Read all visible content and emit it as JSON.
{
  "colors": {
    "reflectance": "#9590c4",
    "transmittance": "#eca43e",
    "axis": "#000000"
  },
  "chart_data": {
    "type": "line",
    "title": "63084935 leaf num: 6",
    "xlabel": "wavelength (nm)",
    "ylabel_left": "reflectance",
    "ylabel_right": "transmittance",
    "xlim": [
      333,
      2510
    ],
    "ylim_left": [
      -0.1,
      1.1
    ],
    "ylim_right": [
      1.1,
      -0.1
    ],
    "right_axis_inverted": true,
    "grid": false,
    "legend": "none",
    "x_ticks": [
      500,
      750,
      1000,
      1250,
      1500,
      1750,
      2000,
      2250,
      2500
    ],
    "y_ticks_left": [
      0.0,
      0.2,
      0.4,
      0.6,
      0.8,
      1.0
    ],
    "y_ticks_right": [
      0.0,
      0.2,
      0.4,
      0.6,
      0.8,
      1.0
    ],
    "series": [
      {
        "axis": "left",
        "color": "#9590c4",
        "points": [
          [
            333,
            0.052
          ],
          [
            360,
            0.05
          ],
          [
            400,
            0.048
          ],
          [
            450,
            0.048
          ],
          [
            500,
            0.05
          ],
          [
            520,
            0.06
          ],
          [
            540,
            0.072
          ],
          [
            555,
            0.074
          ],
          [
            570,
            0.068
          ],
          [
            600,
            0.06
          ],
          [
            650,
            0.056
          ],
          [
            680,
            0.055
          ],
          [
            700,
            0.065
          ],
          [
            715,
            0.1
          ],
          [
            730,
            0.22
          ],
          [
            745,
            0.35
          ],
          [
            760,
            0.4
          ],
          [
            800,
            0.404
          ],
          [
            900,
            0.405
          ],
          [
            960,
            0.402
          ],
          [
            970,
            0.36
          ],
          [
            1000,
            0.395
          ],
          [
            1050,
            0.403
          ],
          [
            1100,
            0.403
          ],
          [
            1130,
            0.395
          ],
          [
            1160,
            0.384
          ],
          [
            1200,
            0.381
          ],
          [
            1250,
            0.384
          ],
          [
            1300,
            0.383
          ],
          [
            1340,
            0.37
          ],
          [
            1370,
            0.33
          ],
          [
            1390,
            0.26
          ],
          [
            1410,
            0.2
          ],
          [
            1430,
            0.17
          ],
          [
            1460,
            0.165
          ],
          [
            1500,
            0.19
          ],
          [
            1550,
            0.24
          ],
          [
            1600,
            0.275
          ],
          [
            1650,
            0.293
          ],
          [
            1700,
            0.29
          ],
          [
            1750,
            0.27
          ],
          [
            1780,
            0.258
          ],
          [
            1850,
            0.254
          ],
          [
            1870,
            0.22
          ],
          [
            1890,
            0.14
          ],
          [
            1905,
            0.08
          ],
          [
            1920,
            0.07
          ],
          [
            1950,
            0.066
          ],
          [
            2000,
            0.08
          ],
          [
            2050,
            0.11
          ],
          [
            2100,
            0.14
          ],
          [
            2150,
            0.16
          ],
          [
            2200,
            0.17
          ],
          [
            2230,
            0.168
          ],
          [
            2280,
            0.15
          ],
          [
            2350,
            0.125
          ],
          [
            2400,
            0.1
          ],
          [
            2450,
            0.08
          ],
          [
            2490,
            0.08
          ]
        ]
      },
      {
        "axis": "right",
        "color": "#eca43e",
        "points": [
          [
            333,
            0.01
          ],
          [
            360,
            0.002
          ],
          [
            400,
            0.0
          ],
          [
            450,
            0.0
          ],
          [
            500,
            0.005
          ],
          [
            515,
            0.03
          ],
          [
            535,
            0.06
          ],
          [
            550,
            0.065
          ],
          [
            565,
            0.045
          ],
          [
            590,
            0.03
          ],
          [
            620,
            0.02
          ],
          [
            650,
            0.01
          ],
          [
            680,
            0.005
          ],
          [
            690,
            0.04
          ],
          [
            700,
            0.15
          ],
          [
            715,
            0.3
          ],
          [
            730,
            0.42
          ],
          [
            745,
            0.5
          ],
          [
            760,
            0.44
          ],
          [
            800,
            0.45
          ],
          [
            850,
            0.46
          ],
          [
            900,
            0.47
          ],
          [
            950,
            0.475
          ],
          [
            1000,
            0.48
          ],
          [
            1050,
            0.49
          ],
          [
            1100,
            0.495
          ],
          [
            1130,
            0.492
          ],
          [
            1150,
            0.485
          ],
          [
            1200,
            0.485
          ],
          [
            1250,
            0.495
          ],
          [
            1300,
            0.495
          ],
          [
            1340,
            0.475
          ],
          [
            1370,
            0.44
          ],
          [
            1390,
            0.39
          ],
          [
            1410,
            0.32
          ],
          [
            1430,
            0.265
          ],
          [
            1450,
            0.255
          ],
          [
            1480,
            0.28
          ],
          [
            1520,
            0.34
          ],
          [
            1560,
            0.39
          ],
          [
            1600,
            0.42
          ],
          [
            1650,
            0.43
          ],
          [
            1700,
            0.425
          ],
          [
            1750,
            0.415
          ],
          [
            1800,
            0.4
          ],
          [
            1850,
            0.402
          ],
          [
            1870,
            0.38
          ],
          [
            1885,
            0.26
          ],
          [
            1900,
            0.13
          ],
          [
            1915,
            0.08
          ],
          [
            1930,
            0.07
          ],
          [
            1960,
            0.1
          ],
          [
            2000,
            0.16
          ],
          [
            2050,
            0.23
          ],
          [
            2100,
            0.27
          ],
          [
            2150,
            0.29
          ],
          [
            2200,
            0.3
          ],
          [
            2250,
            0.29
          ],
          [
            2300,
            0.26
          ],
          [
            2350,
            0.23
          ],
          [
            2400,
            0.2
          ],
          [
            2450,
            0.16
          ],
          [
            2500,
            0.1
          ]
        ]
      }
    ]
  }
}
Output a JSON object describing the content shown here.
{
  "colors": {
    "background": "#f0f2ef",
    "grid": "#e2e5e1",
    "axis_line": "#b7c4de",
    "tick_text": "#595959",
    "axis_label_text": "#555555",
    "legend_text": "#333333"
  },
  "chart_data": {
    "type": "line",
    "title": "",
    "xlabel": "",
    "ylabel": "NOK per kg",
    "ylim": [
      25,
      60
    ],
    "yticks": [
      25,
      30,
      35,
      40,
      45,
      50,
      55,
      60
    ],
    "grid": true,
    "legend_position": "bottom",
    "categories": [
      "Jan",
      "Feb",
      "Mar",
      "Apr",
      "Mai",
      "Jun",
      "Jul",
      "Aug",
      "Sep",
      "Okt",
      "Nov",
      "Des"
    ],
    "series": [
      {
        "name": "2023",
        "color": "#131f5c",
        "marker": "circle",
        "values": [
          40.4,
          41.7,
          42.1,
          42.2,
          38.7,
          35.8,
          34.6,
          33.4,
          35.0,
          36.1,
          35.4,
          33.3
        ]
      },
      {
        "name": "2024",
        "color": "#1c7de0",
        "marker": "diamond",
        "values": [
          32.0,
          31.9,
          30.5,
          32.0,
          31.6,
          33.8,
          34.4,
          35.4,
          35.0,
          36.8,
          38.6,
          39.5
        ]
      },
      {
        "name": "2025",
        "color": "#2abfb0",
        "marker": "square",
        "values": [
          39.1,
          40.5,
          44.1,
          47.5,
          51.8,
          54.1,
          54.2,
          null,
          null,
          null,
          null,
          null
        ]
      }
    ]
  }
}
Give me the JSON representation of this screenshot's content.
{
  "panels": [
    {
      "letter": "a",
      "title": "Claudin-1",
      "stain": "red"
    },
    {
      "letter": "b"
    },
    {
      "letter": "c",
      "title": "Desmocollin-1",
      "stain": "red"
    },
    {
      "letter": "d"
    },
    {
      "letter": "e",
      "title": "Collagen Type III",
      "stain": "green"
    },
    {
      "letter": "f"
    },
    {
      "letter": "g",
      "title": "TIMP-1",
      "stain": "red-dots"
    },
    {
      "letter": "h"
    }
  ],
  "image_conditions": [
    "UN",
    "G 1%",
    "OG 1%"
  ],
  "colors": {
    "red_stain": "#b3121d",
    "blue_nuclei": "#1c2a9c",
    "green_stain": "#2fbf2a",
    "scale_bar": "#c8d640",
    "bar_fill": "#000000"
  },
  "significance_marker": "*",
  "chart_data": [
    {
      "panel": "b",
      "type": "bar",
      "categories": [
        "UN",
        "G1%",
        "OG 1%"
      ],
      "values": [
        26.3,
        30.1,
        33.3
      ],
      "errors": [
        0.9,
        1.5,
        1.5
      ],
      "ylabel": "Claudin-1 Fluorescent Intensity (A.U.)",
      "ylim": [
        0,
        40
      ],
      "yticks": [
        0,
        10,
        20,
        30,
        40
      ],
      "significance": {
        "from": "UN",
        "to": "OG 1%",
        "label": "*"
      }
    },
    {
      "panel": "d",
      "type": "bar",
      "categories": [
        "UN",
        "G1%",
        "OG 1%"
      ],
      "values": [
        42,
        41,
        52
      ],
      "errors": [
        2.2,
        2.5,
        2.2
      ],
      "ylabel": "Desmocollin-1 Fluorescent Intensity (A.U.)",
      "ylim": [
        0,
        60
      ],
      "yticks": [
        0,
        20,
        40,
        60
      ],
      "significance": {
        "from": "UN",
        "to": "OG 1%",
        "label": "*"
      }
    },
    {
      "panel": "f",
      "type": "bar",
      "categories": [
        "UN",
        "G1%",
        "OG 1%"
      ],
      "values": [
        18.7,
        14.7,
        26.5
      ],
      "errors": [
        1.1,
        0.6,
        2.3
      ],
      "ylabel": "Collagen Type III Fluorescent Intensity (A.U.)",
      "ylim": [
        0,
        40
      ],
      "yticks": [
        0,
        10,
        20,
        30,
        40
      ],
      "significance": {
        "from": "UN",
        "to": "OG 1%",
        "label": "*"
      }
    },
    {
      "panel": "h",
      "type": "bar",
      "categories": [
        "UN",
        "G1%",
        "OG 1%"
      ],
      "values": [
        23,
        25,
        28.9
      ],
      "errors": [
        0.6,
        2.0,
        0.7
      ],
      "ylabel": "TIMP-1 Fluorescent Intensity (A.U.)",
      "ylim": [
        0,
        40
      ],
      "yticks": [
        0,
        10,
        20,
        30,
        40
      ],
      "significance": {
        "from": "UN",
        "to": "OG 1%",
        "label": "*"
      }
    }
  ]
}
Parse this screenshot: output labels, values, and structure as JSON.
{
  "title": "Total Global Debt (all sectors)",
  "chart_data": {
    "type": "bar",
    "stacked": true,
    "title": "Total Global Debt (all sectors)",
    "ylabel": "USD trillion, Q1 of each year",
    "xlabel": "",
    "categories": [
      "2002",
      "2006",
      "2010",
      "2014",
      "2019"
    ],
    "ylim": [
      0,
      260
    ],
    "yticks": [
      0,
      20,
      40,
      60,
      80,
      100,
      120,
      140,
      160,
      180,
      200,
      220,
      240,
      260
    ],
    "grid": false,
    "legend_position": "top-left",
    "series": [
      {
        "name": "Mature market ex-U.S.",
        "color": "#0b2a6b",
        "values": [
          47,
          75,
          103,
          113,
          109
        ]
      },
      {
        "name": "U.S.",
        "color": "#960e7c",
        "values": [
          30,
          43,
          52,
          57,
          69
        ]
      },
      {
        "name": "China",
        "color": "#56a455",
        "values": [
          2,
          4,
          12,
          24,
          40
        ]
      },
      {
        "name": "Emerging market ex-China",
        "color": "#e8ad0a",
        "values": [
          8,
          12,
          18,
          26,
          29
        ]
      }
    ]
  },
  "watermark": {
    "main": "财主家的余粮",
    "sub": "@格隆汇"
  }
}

§ Request
Copy all lines above containing the string "Desmocollin".

§ Response to the task
      "title": "Desmocollin-1",
      "ylabel": "Desmocollin-1 Fluorescent Intensity (A.U.)",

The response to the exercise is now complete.